--- Start Information provided ---

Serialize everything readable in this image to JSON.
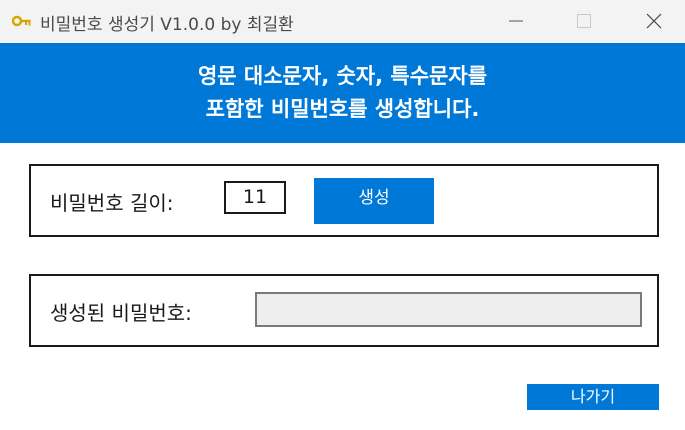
{
  "window": {
    "title": "비밀번호 생성기 V1.0.0 by 최길환",
    "icon": "key-icon"
  },
  "banner": {
    "line1": "영문 대소문자, 숫자, 특수문자를",
    "line2": "포함한 비밀번호를 생성합니다."
  },
  "length_group": {
    "label": "비밀번호 길이:",
    "value": "11",
    "generate_label": "생성"
  },
  "result_group": {
    "label": "생성된 비밀번호:",
    "value": ""
  },
  "exit_label": "나가기",
  "colors": {
    "accent": "#0078d7",
    "titlebar": "#f3f3f3",
    "result_field_bg": "#eeeeee"
  }
}
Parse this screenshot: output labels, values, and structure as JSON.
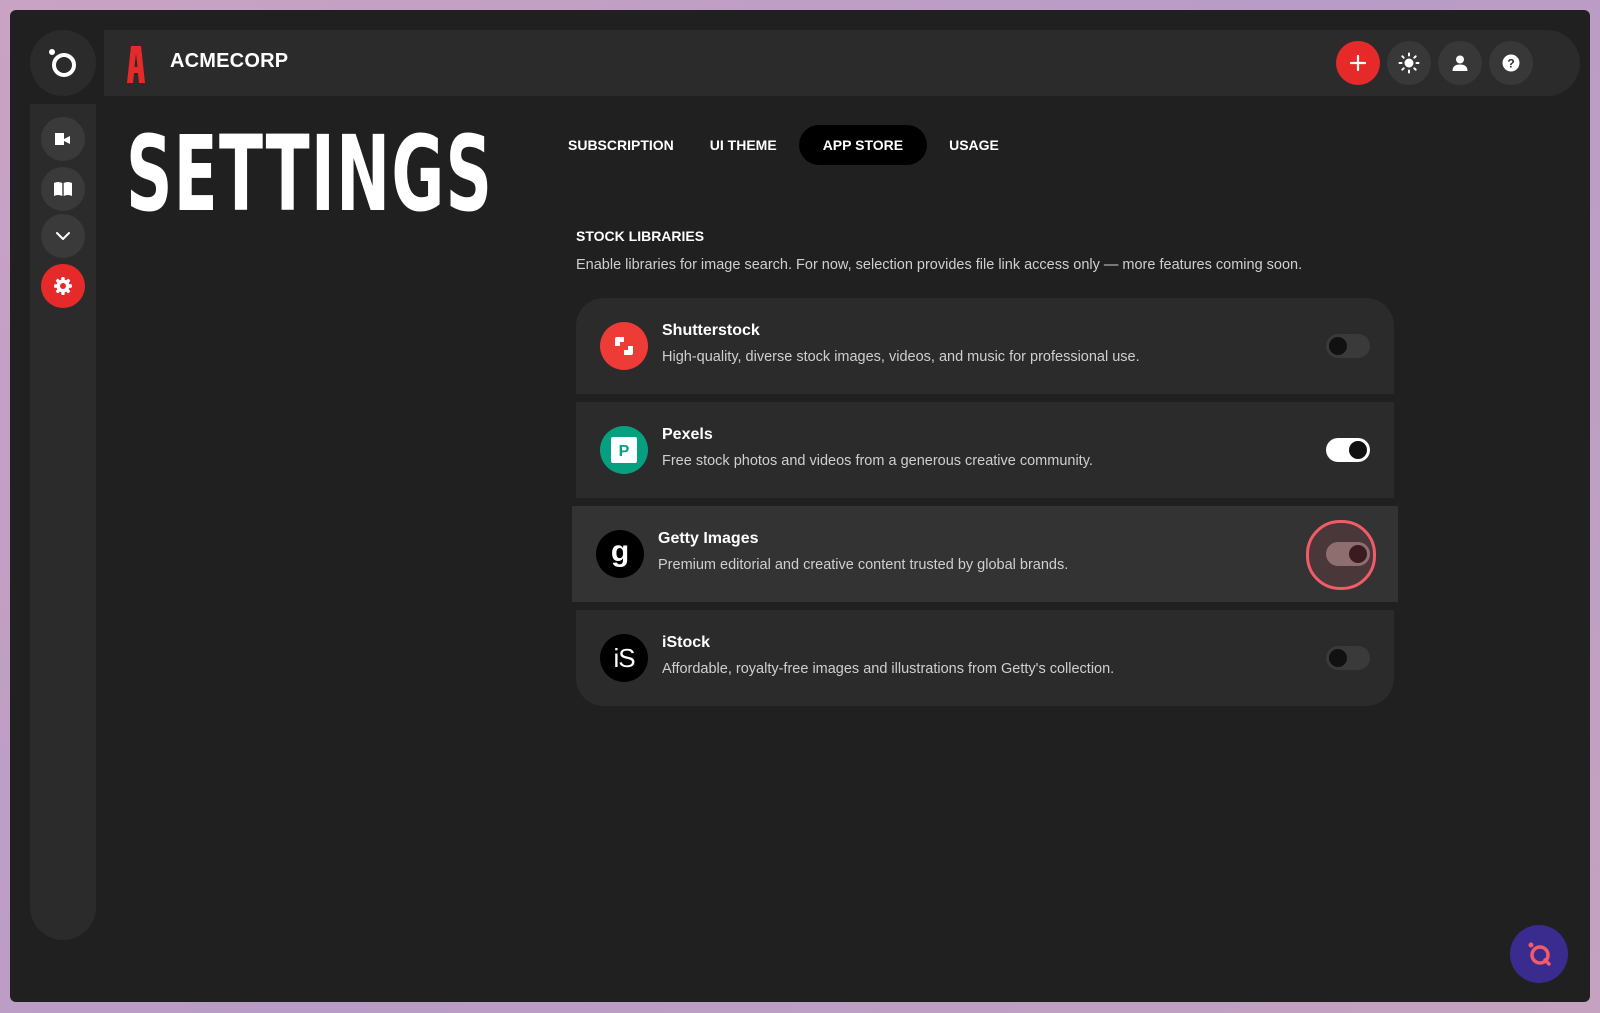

--- End Information provided ---

## Goal
Every record gets retyped exactly; no picture goes into the copy.

## Full solution
Serialize everything readable in this image to JSON.
{
  "window": {
    "title": "비밀번호 생성기 V1.0.0 by 최길환",
    "icon": "key-icon"
  },
  "banner": {
    "line1": "영문 대소문자, 숫자, 특수문자를",
    "line2": "포함한 비밀번호를 생성합니다."
  },
  "length_group": {
    "label": "비밀번호 길이:",
    "value": "11",
    "generate_label": "생성"
  },
  "result_group": {
    "label": "생성된 비밀번호:",
    "value": ""
  },
  "exit_label": "나가기",
  "colors": {
    "accent": "#0078d7",
    "titlebar": "#f3f3f3",
    "result_field_bg": "#eeeeee"
  }
}
Parse this screenshot: output labels, values, and structure as JSON.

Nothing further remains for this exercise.